Data provided »
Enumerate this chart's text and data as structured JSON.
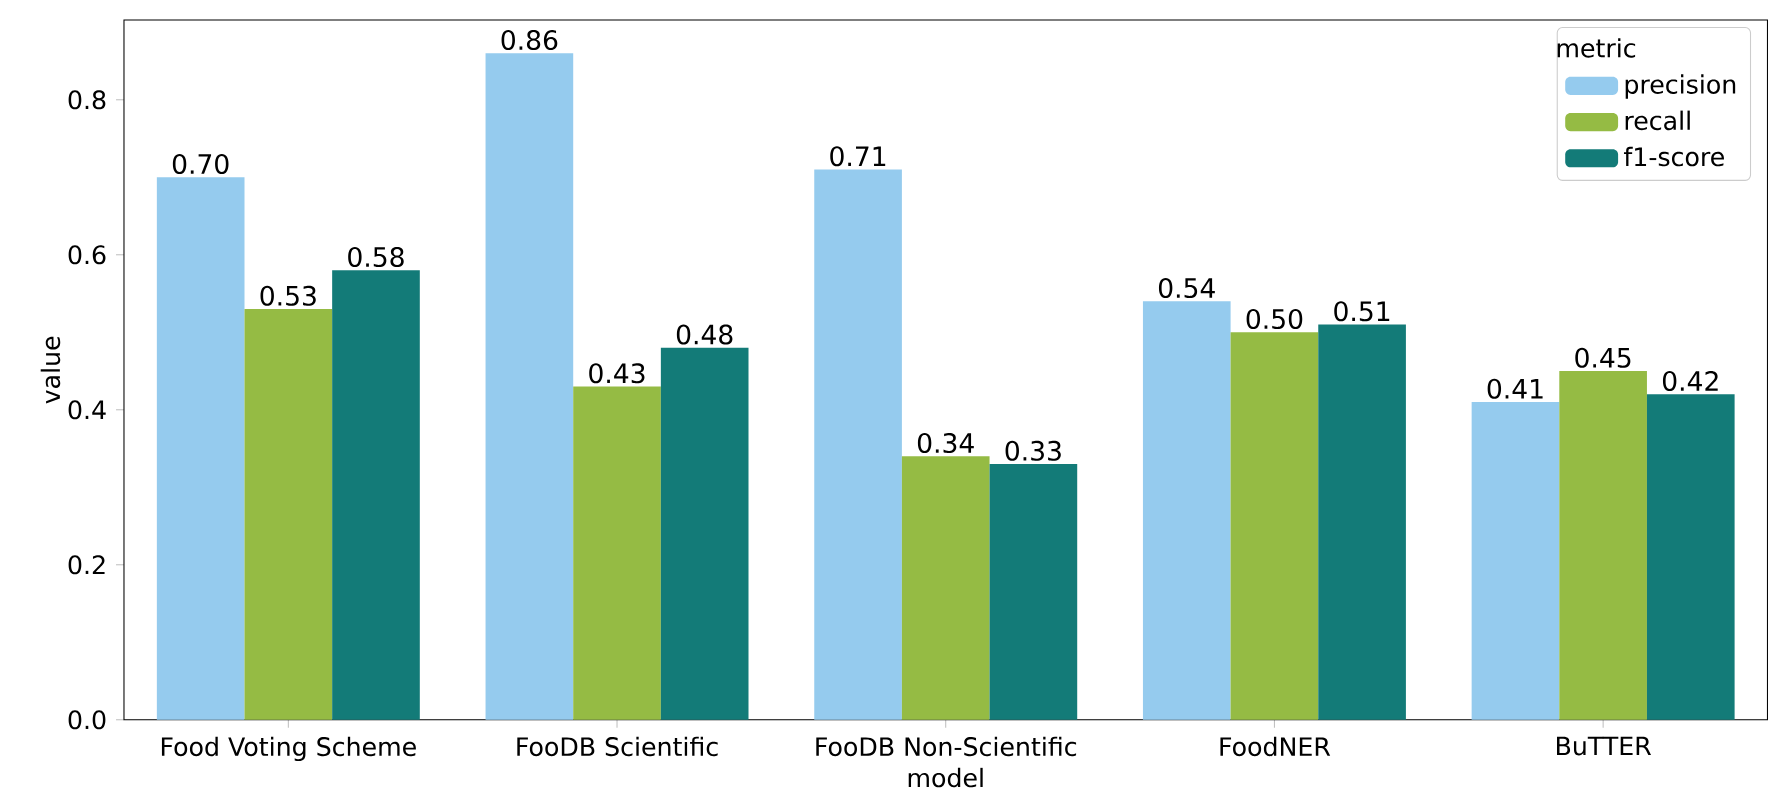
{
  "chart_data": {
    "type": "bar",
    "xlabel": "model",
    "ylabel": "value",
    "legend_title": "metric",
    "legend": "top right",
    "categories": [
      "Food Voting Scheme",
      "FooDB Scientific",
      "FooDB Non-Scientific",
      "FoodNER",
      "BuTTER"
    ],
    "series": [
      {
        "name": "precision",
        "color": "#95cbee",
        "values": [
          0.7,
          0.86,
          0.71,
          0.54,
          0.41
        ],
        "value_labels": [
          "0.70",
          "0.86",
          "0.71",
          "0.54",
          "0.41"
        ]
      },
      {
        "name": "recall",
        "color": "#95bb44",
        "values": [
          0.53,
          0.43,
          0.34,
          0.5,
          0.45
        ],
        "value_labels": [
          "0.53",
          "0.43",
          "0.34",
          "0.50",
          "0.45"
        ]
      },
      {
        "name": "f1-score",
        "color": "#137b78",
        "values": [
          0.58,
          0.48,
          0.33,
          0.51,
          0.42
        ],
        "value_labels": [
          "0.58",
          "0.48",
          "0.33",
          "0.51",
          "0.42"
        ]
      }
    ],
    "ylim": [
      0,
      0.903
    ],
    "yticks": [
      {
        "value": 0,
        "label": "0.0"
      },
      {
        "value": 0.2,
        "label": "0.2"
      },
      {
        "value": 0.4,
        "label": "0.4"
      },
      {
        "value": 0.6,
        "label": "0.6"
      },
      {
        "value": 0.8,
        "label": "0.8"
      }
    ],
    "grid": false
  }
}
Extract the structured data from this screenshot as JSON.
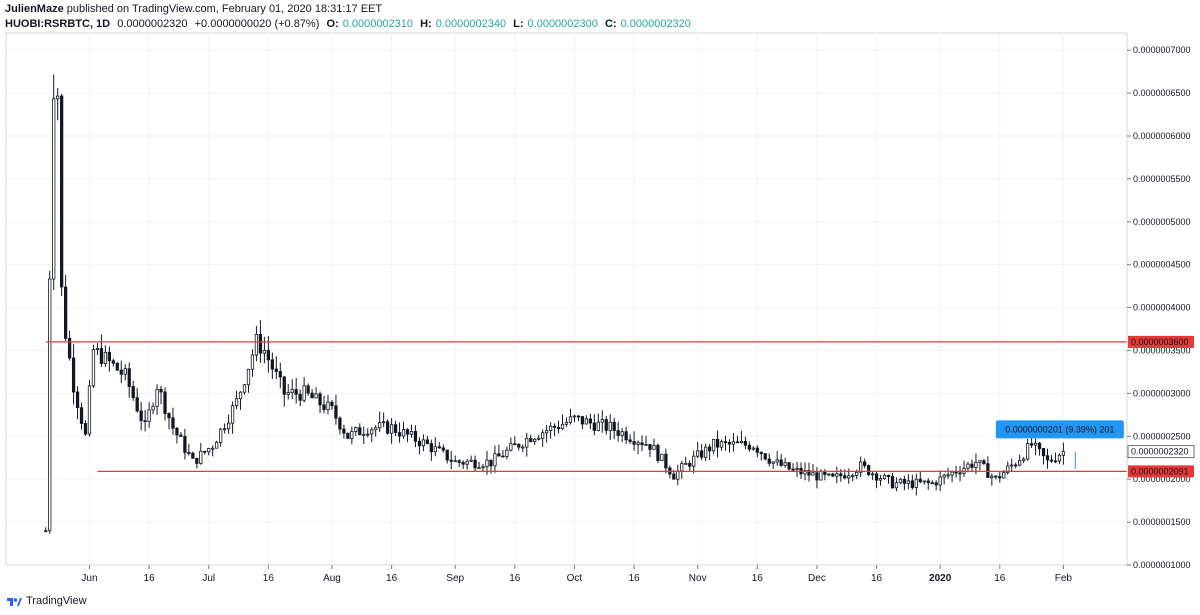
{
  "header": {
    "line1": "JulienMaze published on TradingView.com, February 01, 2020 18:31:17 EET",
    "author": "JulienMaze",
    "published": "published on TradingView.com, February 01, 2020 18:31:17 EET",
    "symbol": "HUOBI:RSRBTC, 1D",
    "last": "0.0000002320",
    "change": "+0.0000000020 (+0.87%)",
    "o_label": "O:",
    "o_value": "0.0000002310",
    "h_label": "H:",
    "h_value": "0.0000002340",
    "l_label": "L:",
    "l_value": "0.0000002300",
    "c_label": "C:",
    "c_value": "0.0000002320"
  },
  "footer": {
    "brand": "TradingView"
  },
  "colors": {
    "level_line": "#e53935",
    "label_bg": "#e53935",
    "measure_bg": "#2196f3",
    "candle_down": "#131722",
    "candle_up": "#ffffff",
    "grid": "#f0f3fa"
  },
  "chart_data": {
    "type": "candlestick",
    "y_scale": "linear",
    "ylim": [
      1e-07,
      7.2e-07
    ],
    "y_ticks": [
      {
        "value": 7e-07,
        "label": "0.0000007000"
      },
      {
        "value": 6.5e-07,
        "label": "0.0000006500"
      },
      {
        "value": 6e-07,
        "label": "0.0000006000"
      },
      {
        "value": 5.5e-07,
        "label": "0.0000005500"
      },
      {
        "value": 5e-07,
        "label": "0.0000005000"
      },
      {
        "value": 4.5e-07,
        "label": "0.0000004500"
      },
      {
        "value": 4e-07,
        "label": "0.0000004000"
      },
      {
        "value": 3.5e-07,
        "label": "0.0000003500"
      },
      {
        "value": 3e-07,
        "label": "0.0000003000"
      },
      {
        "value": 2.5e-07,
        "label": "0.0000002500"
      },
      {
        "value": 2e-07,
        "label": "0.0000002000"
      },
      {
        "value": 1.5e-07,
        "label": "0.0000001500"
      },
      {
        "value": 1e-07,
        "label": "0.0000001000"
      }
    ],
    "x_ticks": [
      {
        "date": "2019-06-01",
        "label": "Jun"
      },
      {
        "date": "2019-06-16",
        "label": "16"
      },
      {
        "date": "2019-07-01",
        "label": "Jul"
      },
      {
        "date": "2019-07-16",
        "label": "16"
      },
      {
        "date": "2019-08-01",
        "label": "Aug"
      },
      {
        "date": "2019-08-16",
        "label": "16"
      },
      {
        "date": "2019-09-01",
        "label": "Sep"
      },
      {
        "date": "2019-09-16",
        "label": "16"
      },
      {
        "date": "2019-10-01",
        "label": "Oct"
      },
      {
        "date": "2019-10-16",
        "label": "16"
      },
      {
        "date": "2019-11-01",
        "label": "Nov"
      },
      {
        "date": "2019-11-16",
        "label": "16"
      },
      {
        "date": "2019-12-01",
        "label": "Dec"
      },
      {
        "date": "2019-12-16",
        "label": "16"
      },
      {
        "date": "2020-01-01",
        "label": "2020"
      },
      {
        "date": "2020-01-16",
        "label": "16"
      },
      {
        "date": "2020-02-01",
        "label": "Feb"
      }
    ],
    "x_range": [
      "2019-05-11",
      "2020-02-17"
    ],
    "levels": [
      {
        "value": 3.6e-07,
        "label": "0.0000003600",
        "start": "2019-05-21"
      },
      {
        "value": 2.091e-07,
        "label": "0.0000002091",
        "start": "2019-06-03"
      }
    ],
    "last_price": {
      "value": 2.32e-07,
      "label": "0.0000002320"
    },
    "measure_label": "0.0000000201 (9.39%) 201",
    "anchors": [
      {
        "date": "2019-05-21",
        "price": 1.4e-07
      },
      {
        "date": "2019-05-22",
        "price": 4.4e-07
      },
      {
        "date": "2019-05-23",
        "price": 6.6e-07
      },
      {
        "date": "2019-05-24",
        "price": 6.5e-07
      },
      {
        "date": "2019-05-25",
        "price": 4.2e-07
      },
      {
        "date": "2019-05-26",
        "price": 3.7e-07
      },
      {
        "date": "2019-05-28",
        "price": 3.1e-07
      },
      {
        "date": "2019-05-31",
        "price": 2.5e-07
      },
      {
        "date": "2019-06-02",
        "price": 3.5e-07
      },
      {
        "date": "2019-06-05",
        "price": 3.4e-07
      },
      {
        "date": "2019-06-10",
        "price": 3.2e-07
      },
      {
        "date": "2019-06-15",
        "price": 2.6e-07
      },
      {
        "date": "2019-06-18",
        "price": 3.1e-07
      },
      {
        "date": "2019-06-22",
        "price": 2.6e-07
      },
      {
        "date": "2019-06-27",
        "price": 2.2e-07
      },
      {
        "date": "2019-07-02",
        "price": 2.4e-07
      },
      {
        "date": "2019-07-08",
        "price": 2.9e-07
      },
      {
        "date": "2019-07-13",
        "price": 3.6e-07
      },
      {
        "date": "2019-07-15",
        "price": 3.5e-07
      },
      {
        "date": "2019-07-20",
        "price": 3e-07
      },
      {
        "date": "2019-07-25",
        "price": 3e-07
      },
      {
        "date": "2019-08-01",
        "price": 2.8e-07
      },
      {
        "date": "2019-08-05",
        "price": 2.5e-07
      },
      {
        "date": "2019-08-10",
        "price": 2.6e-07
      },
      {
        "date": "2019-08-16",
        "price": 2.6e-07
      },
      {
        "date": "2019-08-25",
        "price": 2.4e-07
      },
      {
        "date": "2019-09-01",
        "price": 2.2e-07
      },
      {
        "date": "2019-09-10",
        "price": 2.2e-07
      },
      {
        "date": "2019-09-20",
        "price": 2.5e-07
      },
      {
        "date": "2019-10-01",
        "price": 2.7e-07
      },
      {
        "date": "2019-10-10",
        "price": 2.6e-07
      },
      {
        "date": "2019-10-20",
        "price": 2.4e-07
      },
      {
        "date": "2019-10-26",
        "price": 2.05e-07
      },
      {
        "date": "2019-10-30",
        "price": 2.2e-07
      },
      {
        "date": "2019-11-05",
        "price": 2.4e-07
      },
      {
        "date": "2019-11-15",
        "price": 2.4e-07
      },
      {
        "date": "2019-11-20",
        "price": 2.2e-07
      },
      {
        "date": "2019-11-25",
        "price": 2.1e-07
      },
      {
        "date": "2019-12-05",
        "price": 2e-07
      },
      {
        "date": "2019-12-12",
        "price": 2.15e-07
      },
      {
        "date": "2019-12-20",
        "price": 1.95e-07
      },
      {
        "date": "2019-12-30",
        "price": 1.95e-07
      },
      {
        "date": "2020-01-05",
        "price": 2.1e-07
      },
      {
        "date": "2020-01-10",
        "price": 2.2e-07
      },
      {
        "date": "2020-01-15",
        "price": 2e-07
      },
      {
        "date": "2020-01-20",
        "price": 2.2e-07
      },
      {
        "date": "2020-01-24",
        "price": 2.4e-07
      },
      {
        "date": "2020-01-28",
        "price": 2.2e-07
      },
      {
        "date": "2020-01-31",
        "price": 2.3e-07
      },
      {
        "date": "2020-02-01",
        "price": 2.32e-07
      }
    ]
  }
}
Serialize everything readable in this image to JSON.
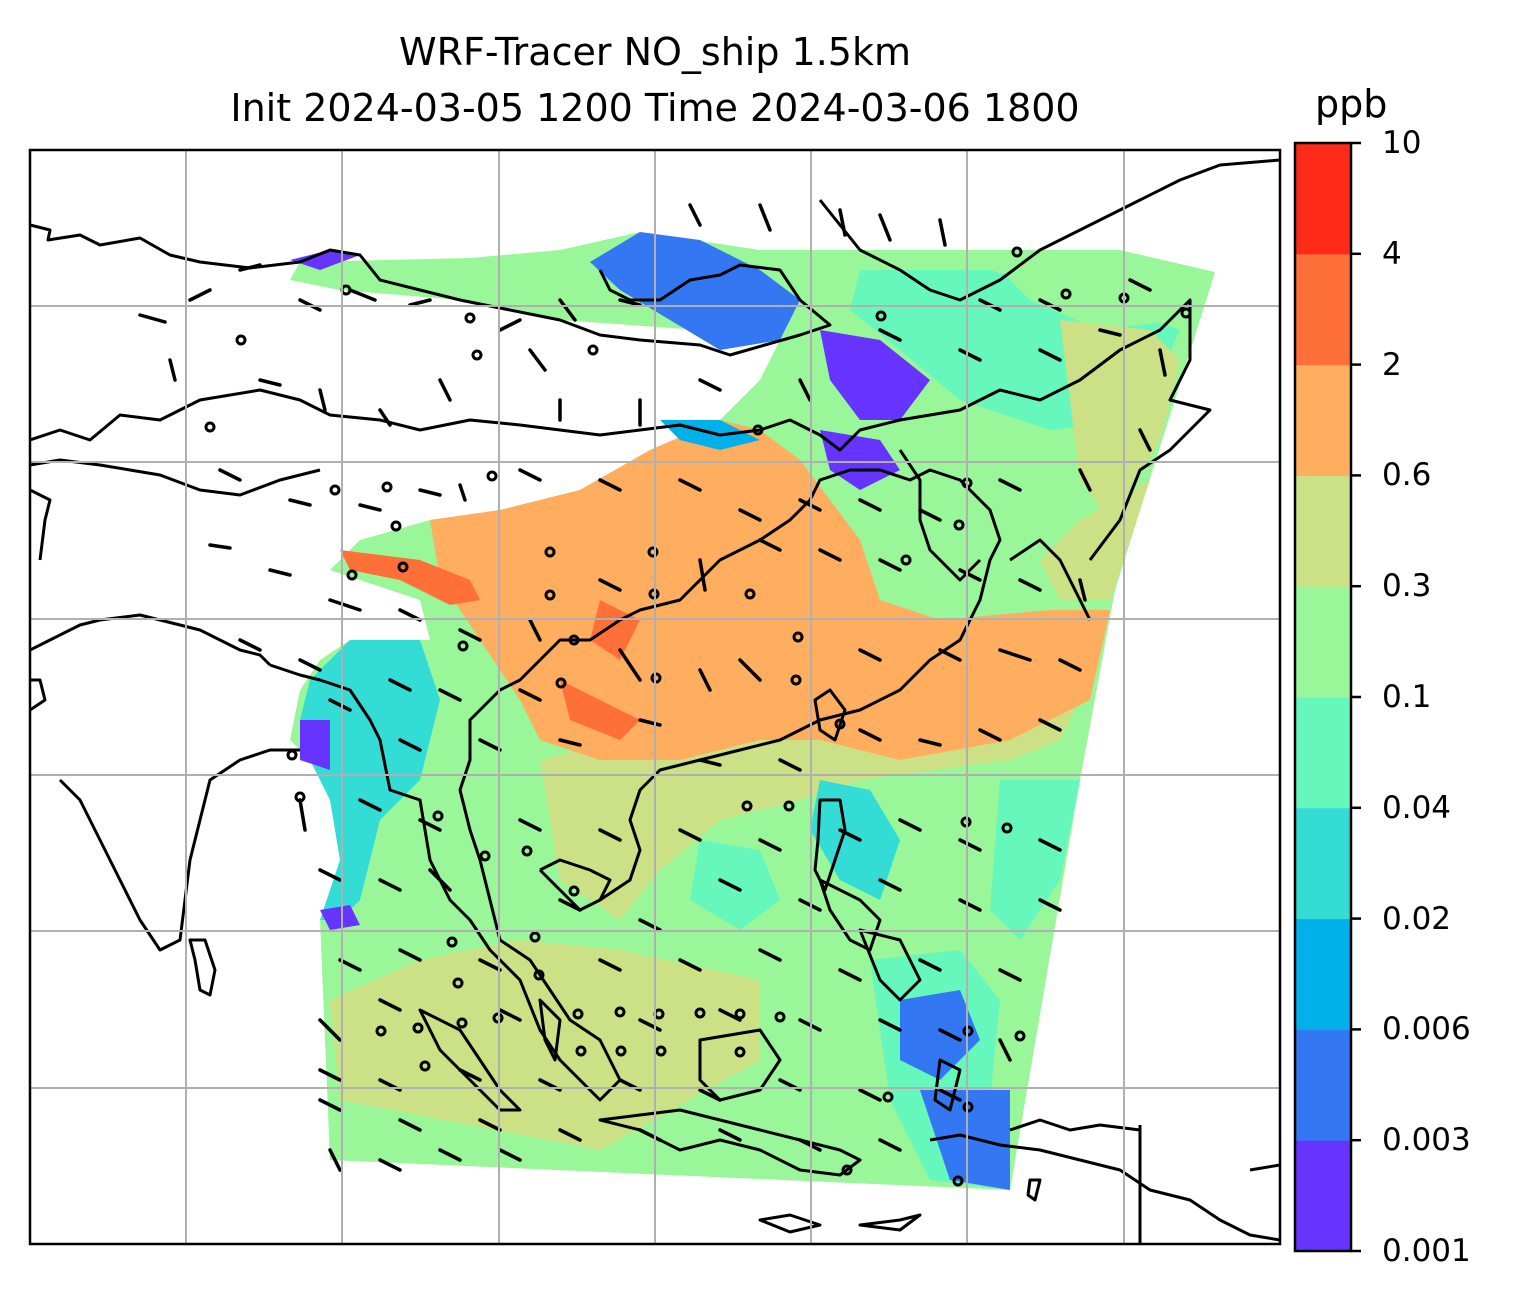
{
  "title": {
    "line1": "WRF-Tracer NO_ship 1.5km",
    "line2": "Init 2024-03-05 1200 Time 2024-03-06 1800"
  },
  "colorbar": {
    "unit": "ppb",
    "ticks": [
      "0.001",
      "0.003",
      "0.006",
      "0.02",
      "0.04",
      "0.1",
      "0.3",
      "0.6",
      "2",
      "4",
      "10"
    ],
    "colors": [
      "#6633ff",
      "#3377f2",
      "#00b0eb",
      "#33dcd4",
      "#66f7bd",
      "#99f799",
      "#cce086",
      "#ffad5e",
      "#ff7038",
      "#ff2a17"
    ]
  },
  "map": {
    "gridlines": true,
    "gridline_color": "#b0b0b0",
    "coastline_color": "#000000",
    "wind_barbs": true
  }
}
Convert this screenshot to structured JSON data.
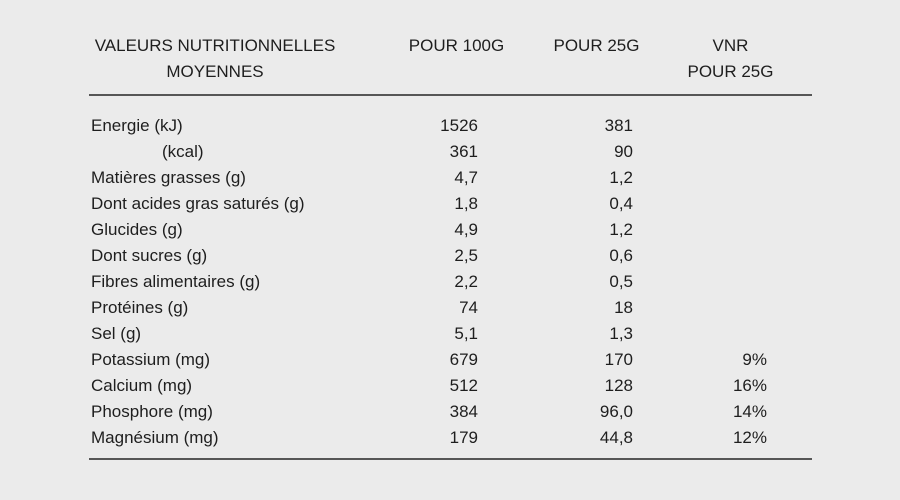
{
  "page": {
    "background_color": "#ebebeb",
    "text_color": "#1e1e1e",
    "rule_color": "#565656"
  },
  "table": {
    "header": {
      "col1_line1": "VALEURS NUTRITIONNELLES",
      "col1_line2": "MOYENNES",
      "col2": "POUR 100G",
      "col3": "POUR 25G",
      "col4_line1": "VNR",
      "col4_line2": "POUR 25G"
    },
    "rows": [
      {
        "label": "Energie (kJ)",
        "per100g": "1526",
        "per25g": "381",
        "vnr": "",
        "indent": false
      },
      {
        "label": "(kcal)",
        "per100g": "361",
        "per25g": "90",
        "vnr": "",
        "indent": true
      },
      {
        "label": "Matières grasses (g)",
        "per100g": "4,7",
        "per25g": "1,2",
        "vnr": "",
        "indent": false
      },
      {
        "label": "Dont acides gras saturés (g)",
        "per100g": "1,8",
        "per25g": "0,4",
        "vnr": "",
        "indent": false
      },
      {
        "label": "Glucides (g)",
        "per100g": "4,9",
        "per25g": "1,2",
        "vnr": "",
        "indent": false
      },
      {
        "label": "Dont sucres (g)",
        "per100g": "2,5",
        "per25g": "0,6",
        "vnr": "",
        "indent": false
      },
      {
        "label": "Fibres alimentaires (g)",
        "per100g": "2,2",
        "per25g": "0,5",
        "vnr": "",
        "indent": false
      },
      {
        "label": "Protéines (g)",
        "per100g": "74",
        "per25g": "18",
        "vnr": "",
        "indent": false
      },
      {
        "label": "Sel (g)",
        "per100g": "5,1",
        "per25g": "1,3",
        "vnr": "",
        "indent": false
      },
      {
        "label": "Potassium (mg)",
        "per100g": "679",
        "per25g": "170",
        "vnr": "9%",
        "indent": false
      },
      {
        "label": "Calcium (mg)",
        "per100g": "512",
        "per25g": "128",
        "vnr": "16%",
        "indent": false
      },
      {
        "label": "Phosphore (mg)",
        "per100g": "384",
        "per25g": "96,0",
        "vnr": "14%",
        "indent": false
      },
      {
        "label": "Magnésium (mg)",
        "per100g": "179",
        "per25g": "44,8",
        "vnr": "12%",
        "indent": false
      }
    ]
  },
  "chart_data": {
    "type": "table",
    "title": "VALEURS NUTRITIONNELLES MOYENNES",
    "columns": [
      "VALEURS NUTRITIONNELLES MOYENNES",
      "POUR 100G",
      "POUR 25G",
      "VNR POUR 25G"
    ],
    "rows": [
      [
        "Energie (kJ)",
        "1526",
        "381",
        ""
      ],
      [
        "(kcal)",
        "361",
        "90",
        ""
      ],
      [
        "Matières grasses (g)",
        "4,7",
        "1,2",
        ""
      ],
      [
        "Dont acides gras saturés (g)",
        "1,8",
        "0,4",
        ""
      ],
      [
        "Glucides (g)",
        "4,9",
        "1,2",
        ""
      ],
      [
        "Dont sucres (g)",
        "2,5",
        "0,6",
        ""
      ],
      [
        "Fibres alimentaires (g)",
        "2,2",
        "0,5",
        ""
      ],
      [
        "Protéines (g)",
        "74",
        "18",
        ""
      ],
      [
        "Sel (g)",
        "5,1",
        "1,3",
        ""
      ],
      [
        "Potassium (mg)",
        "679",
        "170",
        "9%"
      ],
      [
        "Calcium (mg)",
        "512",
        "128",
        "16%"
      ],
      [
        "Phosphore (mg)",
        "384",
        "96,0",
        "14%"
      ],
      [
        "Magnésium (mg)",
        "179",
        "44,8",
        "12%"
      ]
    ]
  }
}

Short task » Which lines of the data above contain "alimentaires"? Copy each one.

Final result »
        "label": "Fibres alimentaires (g)",
        "Fibres alimentaires (g)",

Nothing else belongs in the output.